Dataset excerpts:
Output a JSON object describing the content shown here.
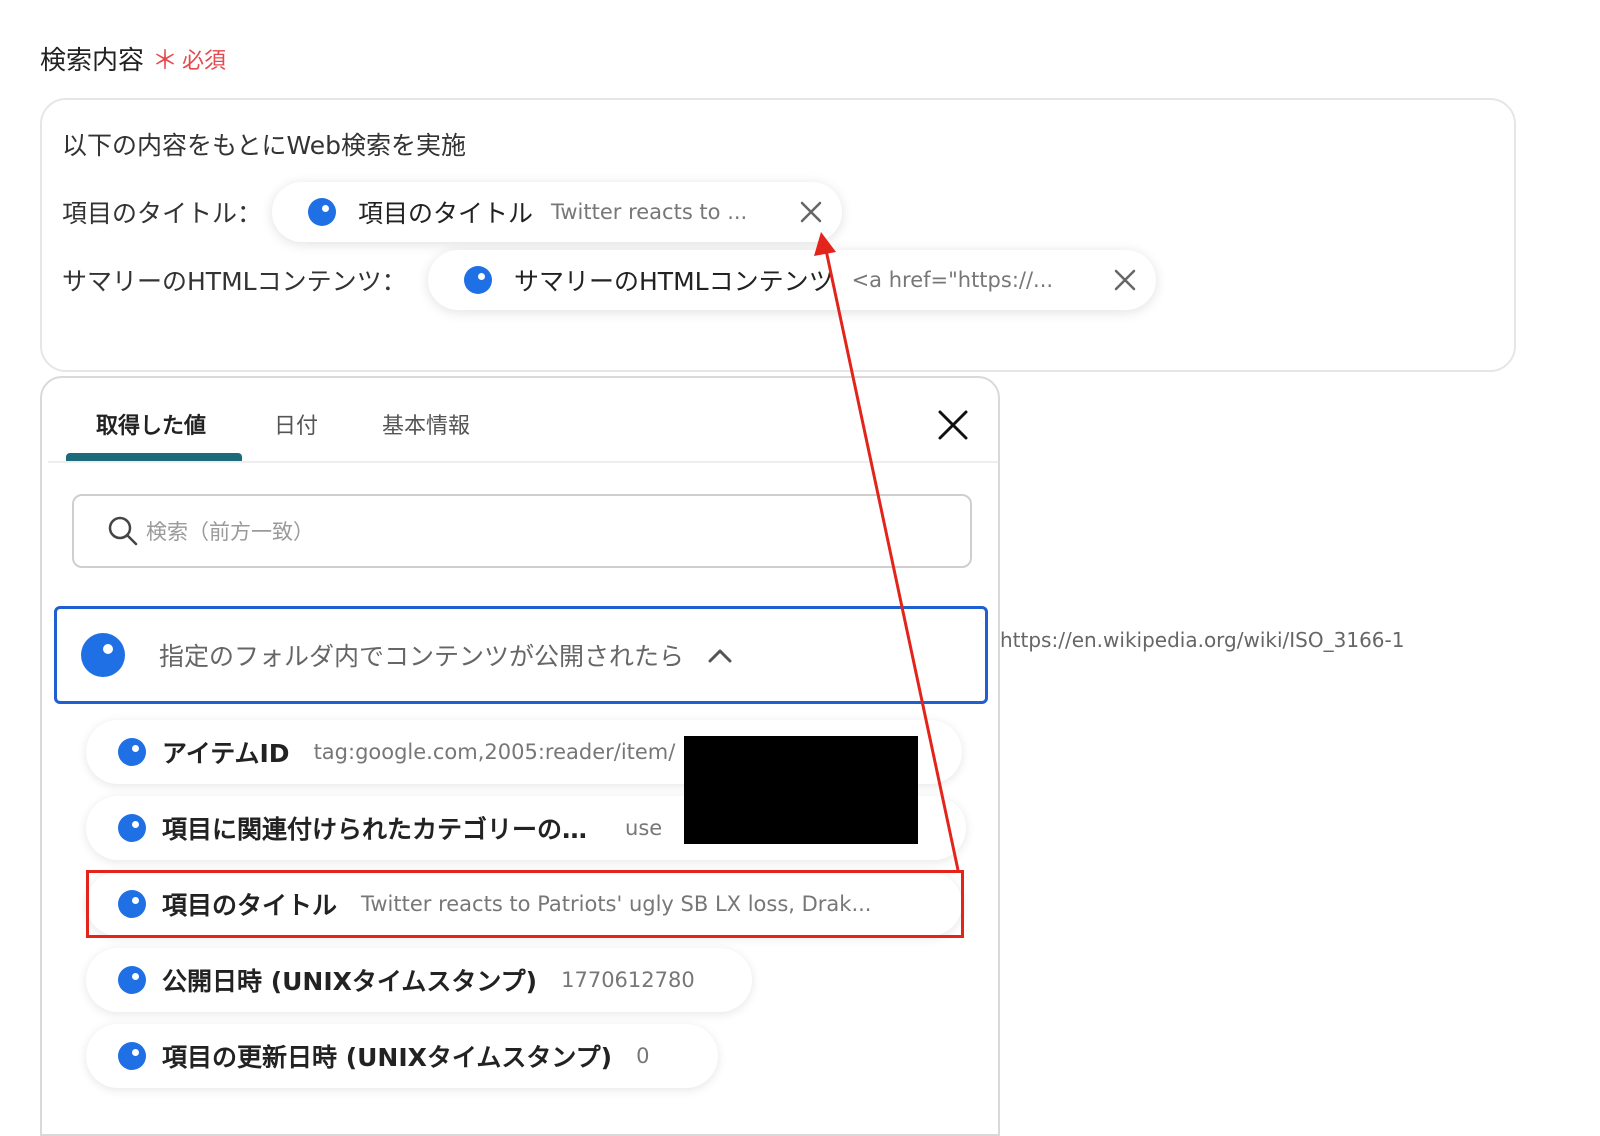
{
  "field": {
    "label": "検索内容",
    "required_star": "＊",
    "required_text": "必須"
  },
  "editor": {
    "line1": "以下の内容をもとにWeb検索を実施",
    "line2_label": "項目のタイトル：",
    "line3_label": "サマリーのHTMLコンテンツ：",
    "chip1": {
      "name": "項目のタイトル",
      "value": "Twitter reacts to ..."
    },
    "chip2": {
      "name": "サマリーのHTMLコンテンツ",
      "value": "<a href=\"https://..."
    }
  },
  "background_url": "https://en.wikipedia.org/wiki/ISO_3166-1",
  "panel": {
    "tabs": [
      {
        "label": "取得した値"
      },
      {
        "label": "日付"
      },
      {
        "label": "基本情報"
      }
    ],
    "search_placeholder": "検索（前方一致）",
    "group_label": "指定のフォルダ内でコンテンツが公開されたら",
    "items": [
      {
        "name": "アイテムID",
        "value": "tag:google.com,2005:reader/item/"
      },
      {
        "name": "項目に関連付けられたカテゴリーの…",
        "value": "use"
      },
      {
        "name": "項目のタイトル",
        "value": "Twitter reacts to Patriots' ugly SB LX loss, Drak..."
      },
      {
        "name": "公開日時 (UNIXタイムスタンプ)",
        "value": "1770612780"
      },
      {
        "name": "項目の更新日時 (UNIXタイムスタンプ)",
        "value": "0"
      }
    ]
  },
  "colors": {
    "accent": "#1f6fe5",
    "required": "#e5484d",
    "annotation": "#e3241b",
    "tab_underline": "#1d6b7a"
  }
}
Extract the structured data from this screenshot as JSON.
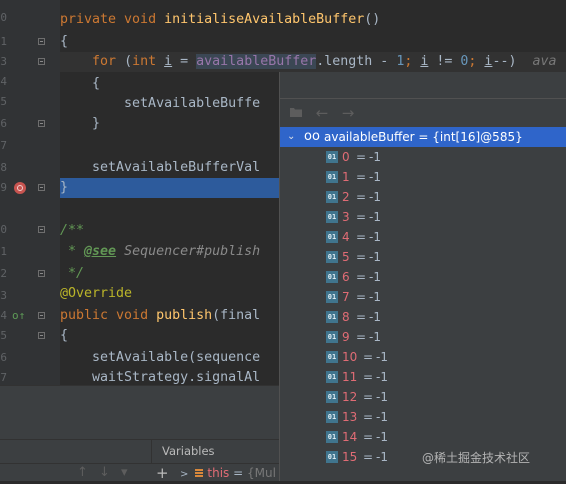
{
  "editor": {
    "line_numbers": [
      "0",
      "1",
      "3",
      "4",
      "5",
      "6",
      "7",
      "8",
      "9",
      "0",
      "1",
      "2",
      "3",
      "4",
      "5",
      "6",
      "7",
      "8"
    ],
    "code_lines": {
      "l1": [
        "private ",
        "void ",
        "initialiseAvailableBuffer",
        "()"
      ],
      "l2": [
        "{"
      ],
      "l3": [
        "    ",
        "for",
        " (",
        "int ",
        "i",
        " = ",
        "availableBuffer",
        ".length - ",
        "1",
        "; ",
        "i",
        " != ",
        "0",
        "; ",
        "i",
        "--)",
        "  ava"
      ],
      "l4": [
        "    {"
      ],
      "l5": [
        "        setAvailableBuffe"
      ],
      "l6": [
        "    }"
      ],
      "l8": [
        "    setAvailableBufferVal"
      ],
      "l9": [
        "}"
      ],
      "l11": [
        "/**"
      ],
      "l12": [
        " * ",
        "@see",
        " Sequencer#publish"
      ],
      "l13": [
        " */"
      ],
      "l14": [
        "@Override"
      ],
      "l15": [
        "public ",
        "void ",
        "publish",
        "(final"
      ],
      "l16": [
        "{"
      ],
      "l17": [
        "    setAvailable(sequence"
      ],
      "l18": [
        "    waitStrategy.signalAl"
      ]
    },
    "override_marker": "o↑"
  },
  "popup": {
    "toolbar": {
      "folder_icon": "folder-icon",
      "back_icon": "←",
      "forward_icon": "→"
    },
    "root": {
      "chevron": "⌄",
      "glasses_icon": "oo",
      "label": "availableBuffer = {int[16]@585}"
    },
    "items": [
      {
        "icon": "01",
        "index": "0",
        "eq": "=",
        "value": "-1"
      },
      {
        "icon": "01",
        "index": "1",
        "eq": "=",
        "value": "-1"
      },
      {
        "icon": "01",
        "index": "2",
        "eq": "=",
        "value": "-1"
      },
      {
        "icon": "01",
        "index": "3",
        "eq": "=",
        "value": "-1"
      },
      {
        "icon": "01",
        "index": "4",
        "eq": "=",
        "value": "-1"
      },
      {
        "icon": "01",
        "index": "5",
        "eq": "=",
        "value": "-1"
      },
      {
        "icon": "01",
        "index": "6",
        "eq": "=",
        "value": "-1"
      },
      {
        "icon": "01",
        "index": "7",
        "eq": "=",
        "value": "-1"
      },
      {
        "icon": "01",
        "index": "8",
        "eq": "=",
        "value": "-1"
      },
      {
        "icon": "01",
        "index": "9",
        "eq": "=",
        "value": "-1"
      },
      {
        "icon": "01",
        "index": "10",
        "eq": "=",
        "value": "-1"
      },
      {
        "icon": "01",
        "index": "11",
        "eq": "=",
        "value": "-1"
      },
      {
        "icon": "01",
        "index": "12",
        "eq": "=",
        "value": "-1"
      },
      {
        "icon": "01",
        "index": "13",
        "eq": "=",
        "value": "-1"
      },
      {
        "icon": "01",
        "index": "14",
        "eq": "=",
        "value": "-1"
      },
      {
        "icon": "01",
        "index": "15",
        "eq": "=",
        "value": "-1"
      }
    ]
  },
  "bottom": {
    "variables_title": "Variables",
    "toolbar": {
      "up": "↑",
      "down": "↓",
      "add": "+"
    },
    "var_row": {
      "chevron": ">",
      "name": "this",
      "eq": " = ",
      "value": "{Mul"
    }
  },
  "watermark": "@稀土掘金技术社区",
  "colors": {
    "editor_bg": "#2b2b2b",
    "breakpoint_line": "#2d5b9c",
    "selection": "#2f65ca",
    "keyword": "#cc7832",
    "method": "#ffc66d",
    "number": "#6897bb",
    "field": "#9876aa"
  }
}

WHAT TO WORK ON:
Using the material above, retype each entry exactly and omit the pictures.

FULL OUTPUT:
Output a JSON object describing the content shown here.
{
  "field": {
    "label": "検索内容",
    "required_star": "＊",
    "required_text": "必須"
  },
  "editor": {
    "line1": "以下の内容をもとにWeb検索を実施",
    "line2_label": "項目のタイトル：",
    "line3_label": "サマリーのHTMLコンテンツ：",
    "chip1": {
      "name": "項目のタイトル",
      "value": "Twitter reacts to ..."
    },
    "chip2": {
      "name": "サマリーのHTMLコンテンツ",
      "value": "<a href=\"https://..."
    }
  },
  "background_url": "https://en.wikipedia.org/wiki/ISO_3166-1",
  "panel": {
    "tabs": [
      {
        "label": "取得した値"
      },
      {
        "label": "日付"
      },
      {
        "label": "基本情報"
      }
    ],
    "search_placeholder": "検索（前方一致）",
    "group_label": "指定のフォルダ内でコンテンツが公開されたら",
    "items": [
      {
        "name": "アイテムID",
        "value": "tag:google.com,2005:reader/item/"
      },
      {
        "name": "項目に関連付けられたカテゴリーの…",
        "value": "use"
      },
      {
        "name": "項目のタイトル",
        "value": "Twitter reacts to Patriots' ugly SB LX loss, Drak..."
      },
      {
        "name": "公開日時 (UNIXタイムスタンプ)",
        "value": "1770612780"
      },
      {
        "name": "項目の更新日時 (UNIXタイムスタンプ)",
        "value": "0"
      }
    ]
  },
  "colors": {
    "accent": "#1f6fe5",
    "required": "#e5484d",
    "annotation": "#e3241b",
    "tab_underline": "#1d6b7a"
  }
}
Extract the structured data from this screenshot as JSON.
{
  "editor": {
    "line_numbers": [
      "0",
      "1",
      "3",
      "4",
      "5",
      "6",
      "7",
      "8",
      "9",
      "0",
      "1",
      "2",
      "3",
      "4",
      "5",
      "6",
      "7",
      "8"
    ],
    "code_lines": {
      "l1": [
        "private ",
        "void ",
        "initialiseAvailableBuffer",
        "()"
      ],
      "l2": [
        "{"
      ],
      "l3": [
        "    ",
        "for",
        " (",
        "int ",
        "i",
        " = ",
        "availableBuffer",
        ".length - ",
        "1",
        "; ",
        "i",
        " != ",
        "0",
        "; ",
        "i",
        "--)",
        "  ava"
      ],
      "l4": [
        "    {"
      ],
      "l5": [
        "        setAvailableBuffe"
      ],
      "l6": [
        "    }"
      ],
      "l8": [
        "    setAvailableBufferVal"
      ],
      "l9": [
        "}"
      ],
      "l11": [
        "/**"
      ],
      "l12": [
        " * ",
        "@see",
        " Sequencer#publish"
      ],
      "l13": [
        " */"
      ],
      "l14": [
        "@Override"
      ],
      "l15": [
        "public ",
        "void ",
        "publish",
        "(final"
      ],
      "l16": [
        "{"
      ],
      "l17": [
        "    setAvailable(sequence"
      ],
      "l18": [
        "    waitStrategy.signalAl"
      ]
    },
    "override_marker": "o↑"
  },
  "popup": {
    "toolbar": {
      "folder_icon": "folder-icon",
      "back_icon": "←",
      "forward_icon": "→"
    },
    "root": {
      "chevron": "⌄",
      "glasses_icon": "oo",
      "label": "availableBuffer = {int[16]@585}"
    },
    "items": [
      {
        "icon": "01",
        "index": "0",
        "eq": "=",
        "value": "-1"
      },
      {
        "icon": "01",
        "index": "1",
        "eq": "=",
        "value": "-1"
      },
      {
        "icon": "01",
        "index": "2",
        "eq": "=",
        "value": "-1"
      },
      {
        "icon": "01",
        "index": "3",
        "eq": "=",
        "value": "-1"
      },
      {
        "icon": "01",
        "index": "4",
        "eq": "=",
        "value": "-1"
      },
      {
        "icon": "01",
        "index": "5",
        "eq": "=",
        "value": "-1"
      },
      {
        "icon": "01",
        "index": "6",
        "eq": "=",
        "value": "-1"
      },
      {
        "icon": "01",
        "index": "7",
        "eq": "=",
        "value": "-1"
      },
      {
        "icon": "01",
        "index": "8",
        "eq": "=",
        "value": "-1"
      },
      {
        "icon": "01",
        "index": "9",
        "eq": "=",
        "value": "-1"
      },
      {
        "icon": "01",
        "index": "10",
        "eq": "=",
        "value": "-1"
      },
      {
        "icon": "01",
        "index": "11",
        "eq": "=",
        "value": "-1"
      },
      {
        "icon": "01",
        "index": "12",
        "eq": "=",
        "value": "-1"
      },
      {
        "icon": "01",
        "index": "13",
        "eq": "=",
        "value": "-1"
      },
      {
        "icon": "01",
        "index": "14",
        "eq": "=",
        "value": "-1"
      },
      {
        "icon": "01",
        "index": "15",
        "eq": "=",
        "value": "-1"
      }
    ]
  },
  "bottom": {
    "variables_title": "Variables",
    "toolbar": {
      "up": "↑",
      "down": "↓",
      "add": "+"
    },
    "var_row": {
      "chevron": ">",
      "name": "this",
      "eq": " = ",
      "value": "{Mul"
    }
  },
  "watermark": "@稀土掘金技术社区",
  "colors": {
    "editor_bg": "#2b2b2b",
    "breakpoint_line": "#2d5b9c",
    "selection": "#2f65ca",
    "keyword": "#cc7832",
    "method": "#ffc66d",
    "number": "#6897bb",
    "field": "#9876aa"
  }
}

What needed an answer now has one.